** START Raw records **
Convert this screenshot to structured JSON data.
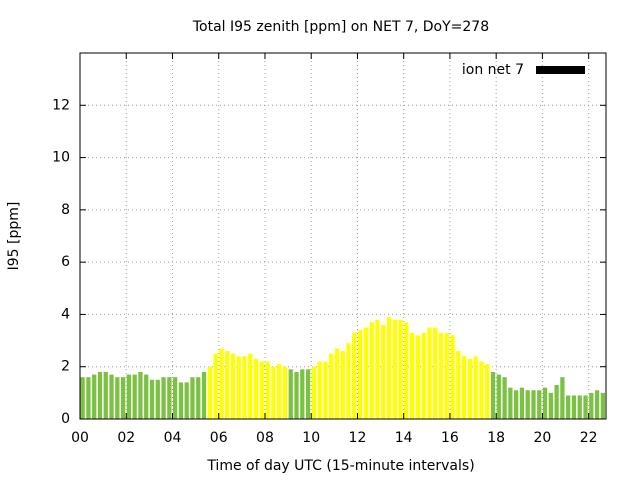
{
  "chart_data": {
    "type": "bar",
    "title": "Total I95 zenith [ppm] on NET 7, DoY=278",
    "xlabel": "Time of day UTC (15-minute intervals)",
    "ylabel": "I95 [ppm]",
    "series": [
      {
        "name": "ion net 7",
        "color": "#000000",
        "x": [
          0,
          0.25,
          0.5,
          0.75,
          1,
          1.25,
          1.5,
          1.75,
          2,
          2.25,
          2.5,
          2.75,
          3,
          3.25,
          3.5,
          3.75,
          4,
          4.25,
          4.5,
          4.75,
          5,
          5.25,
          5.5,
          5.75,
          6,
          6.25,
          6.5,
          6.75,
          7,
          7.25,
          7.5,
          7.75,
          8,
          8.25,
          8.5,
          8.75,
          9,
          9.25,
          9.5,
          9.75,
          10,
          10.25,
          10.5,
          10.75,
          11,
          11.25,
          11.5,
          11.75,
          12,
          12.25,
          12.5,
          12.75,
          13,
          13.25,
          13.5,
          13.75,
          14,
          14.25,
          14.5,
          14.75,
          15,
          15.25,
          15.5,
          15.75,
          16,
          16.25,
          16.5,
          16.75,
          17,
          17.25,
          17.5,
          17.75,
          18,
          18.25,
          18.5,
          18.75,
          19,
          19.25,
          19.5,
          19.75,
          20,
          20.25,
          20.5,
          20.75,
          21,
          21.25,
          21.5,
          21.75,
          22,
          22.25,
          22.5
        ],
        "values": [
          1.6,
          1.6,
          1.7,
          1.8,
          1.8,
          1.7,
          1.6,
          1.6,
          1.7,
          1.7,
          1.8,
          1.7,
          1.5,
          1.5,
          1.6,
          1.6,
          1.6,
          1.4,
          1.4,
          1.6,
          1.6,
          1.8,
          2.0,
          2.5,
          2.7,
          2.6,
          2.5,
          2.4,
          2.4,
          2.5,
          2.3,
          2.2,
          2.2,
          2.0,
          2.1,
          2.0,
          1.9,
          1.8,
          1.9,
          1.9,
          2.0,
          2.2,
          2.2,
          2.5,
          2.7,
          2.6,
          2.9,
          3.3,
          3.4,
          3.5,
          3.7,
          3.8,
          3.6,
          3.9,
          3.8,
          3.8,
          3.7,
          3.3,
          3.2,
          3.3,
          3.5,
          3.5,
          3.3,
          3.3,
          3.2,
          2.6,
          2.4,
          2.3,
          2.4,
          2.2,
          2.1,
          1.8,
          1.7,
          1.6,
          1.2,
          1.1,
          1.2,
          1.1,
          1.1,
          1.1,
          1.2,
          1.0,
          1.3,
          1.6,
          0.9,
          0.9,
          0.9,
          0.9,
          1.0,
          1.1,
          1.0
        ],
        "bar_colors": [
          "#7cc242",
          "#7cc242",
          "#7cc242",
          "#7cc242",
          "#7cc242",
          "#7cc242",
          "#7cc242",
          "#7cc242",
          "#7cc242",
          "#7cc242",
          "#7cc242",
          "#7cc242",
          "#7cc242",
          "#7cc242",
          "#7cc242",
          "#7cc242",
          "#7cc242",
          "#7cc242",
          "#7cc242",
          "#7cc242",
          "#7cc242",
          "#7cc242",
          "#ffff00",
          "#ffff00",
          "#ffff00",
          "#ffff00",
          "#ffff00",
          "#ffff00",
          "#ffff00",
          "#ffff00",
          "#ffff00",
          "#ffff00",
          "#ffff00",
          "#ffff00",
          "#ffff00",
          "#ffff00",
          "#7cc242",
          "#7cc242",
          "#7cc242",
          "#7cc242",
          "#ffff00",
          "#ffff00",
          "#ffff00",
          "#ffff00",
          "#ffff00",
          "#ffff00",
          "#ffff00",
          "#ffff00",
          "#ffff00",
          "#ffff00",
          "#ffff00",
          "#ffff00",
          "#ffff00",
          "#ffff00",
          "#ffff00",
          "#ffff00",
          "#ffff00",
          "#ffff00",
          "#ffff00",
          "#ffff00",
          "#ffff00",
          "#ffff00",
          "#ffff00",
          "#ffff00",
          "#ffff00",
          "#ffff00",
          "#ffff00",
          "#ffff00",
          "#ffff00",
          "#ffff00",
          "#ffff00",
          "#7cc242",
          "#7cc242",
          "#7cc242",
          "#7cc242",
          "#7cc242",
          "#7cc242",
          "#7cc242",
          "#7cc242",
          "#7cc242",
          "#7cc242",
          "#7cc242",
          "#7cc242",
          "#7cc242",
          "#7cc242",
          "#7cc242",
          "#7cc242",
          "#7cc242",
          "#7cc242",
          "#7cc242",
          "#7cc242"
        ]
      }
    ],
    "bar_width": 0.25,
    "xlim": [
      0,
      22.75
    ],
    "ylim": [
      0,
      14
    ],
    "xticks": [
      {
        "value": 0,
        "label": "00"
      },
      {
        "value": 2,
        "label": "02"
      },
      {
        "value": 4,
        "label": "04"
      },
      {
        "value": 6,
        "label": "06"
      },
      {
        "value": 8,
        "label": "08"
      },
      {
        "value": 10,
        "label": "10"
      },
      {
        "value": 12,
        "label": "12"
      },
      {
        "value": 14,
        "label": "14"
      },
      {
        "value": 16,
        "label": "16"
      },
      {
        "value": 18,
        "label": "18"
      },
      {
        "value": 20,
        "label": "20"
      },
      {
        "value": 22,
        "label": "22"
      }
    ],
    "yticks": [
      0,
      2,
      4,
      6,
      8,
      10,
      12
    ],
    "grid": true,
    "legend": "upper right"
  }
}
** END Raw records **
Transcribe the records above verbatim. Do not carry over any picture.

Response to the exercise>
Convert this screenshot to structured JSON data.
{
  "chart_data": {
    "type": "bar",
    "title": "Total I95 zenith [ppm] on NET 7, DoY=278",
    "xlabel": "Time of day UTC (15-minute intervals)",
    "ylabel": "I95 [ppm]",
    "series": [
      {
        "name": "ion net 7",
        "color": "#000000",
        "x": [
          0,
          0.25,
          0.5,
          0.75,
          1,
          1.25,
          1.5,
          1.75,
          2,
          2.25,
          2.5,
          2.75,
          3,
          3.25,
          3.5,
          3.75,
          4,
          4.25,
          4.5,
          4.75,
          5,
          5.25,
          5.5,
          5.75,
          6,
          6.25,
          6.5,
          6.75,
          7,
          7.25,
          7.5,
          7.75,
          8,
          8.25,
          8.5,
          8.75,
          9,
          9.25,
          9.5,
          9.75,
          10,
          10.25,
          10.5,
          10.75,
          11,
          11.25,
          11.5,
          11.75,
          12,
          12.25,
          12.5,
          12.75,
          13,
          13.25,
          13.5,
          13.75,
          14,
          14.25,
          14.5,
          14.75,
          15,
          15.25,
          15.5,
          15.75,
          16,
          16.25,
          16.5,
          16.75,
          17,
          17.25,
          17.5,
          17.75,
          18,
          18.25,
          18.5,
          18.75,
          19,
          19.25,
          19.5,
          19.75,
          20,
          20.25,
          20.5,
          20.75,
          21,
          21.25,
          21.5,
          21.75,
          22,
          22.25,
          22.5
        ],
        "values": [
          1.6,
          1.6,
          1.7,
          1.8,
          1.8,
          1.7,
          1.6,
          1.6,
          1.7,
          1.7,
          1.8,
          1.7,
          1.5,
          1.5,
          1.6,
          1.6,
          1.6,
          1.4,
          1.4,
          1.6,
          1.6,
          1.8,
          2.0,
          2.5,
          2.7,
          2.6,
          2.5,
          2.4,
          2.4,
          2.5,
          2.3,
          2.2,
          2.2,
          2.0,
          2.1,
          2.0,
          1.9,
          1.8,
          1.9,
          1.9,
          2.0,
          2.2,
          2.2,
          2.5,
          2.7,
          2.6,
          2.9,
          3.3,
          3.4,
          3.5,
          3.7,
          3.8,
          3.6,
          3.9,
          3.8,
          3.8,
          3.7,
          3.3,
          3.2,
          3.3,
          3.5,
          3.5,
          3.3,
          3.3,
          3.2,
          2.6,
          2.4,
          2.3,
          2.4,
          2.2,
          2.1,
          1.8,
          1.7,
          1.6,
          1.2,
          1.1,
          1.2,
          1.1,
          1.1,
          1.1,
          1.2,
          1.0,
          1.3,
          1.6,
          0.9,
          0.9,
          0.9,
          0.9,
          1.0,
          1.1,
          1.0
        ],
        "bar_colors": [
          "#7cc242",
          "#7cc242",
          "#7cc242",
          "#7cc242",
          "#7cc242",
          "#7cc242",
          "#7cc242",
          "#7cc242",
          "#7cc242",
          "#7cc242",
          "#7cc242",
          "#7cc242",
          "#7cc242",
          "#7cc242",
          "#7cc242",
          "#7cc242",
          "#7cc242",
          "#7cc242",
          "#7cc242",
          "#7cc242",
          "#7cc242",
          "#7cc242",
          "#ffff00",
          "#ffff00",
          "#ffff00",
          "#ffff00",
          "#ffff00",
          "#ffff00",
          "#ffff00",
          "#ffff00",
          "#ffff00",
          "#ffff00",
          "#ffff00",
          "#ffff00",
          "#ffff00",
          "#ffff00",
          "#7cc242",
          "#7cc242",
          "#7cc242",
          "#7cc242",
          "#ffff00",
          "#ffff00",
          "#ffff00",
          "#ffff00",
          "#ffff00",
          "#ffff00",
          "#ffff00",
          "#ffff00",
          "#ffff00",
          "#ffff00",
          "#ffff00",
          "#ffff00",
          "#ffff00",
          "#ffff00",
          "#ffff00",
          "#ffff00",
          "#ffff00",
          "#ffff00",
          "#ffff00",
          "#ffff00",
          "#ffff00",
          "#ffff00",
          "#ffff00",
          "#ffff00",
          "#ffff00",
          "#ffff00",
          "#ffff00",
          "#ffff00",
          "#ffff00",
          "#ffff00",
          "#ffff00",
          "#7cc242",
          "#7cc242",
          "#7cc242",
          "#7cc242",
          "#7cc242",
          "#7cc242",
          "#7cc242",
          "#7cc242",
          "#7cc242",
          "#7cc242",
          "#7cc242",
          "#7cc242",
          "#7cc242",
          "#7cc242",
          "#7cc242",
          "#7cc242",
          "#7cc242",
          "#7cc242",
          "#7cc242",
          "#7cc242"
        ]
      }
    ],
    "bar_width": 0.25,
    "xlim": [
      0,
      22.75
    ],
    "ylim": [
      0,
      14
    ],
    "xticks": [
      {
        "value": 0,
        "label": "00"
      },
      {
        "value": 2,
        "label": "02"
      },
      {
        "value": 4,
        "label": "04"
      },
      {
        "value": 6,
        "label": "06"
      },
      {
        "value": 8,
        "label": "08"
      },
      {
        "value": 10,
        "label": "10"
      },
      {
        "value": 12,
        "label": "12"
      },
      {
        "value": 14,
        "label": "14"
      },
      {
        "value": 16,
        "label": "16"
      },
      {
        "value": 18,
        "label": "18"
      },
      {
        "value": 20,
        "label": "20"
      },
      {
        "value": 22,
        "label": "22"
      }
    ],
    "yticks": [
      0,
      2,
      4,
      6,
      8,
      10,
      12
    ],
    "grid": true,
    "legend": "upper right"
  }
}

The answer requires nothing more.